Return the listing below in full, with every line exactly as it is.

DATASET ROWS:
════════

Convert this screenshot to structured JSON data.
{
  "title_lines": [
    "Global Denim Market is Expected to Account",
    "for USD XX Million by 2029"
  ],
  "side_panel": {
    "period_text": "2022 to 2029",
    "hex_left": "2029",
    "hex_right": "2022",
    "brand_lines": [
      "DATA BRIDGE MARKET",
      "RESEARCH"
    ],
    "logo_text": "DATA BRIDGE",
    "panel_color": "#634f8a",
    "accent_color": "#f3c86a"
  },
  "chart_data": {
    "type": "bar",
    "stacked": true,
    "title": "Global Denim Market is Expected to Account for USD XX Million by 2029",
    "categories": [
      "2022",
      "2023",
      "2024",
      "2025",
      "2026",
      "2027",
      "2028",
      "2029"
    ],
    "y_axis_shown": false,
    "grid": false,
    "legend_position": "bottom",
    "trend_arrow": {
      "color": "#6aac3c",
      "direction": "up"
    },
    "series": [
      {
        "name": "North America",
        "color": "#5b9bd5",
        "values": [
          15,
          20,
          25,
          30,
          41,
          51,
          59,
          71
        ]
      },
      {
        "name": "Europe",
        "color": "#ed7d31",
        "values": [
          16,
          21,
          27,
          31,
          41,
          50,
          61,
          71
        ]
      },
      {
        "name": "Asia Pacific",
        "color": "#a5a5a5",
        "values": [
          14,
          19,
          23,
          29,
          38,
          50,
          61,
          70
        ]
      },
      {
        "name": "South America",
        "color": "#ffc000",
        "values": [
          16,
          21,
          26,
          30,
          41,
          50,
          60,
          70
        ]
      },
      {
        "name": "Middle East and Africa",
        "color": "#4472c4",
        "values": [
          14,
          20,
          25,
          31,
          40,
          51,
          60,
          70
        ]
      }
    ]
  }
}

════════

THE OUTPUT:
Convert this screenshot to structured JSON data.
{
  "title_lines": [
    "Global Denim Market is Expected to Account",
    "for USD XX Million by 2029"
  ],
  "side_panel": {
    "period_text": "2022 to 2029",
    "hex_left": "2029",
    "hex_right": "2022",
    "brand_lines": [
      "DATA BRIDGE MARKET",
      "RESEARCH"
    ],
    "logo_text": "DATA BRIDGE",
    "panel_color": "#634f8a",
    "accent_color": "#f3c86a"
  },
  "chart_data": {
    "type": "bar",
    "stacked": true,
    "title": "Global Denim Market is Expected to Account for USD XX Million by 2029",
    "categories": [
      "2022",
      "2023",
      "2024",
      "2025",
      "2026",
      "2027",
      "2028",
      "2029"
    ],
    "y_axis_shown": false,
    "grid": false,
    "legend_position": "bottom",
    "trend_arrow": {
      "color": "#6aac3c",
      "direction": "up"
    },
    "series": [
      {
        "name": "North America",
        "color": "#5b9bd5",
        "values": [
          15,
          20,
          25,
          30,
          41,
          51,
          59,
          71
        ]
      },
      {
        "name": "Europe",
        "color": "#ed7d31",
        "values": [
          16,
          21,
          27,
          31,
          41,
          50,
          61,
          71
        ]
      },
      {
        "name": "Asia Pacific",
        "color": "#a5a5a5",
        "values": [
          14,
          19,
          23,
          29,
          38,
          50,
          61,
          70
        ]
      },
      {
        "name": "South America",
        "color": "#ffc000",
        "values": [
          16,
          21,
          26,
          30,
          41,
          50,
          60,
          70
        ]
      },
      {
        "name": "Middle East and Africa",
        "color": "#4472c4",
        "values": [
          14,
          20,
          25,
          31,
          40,
          51,
          60,
          70
        ]
      }
    ]
  }
}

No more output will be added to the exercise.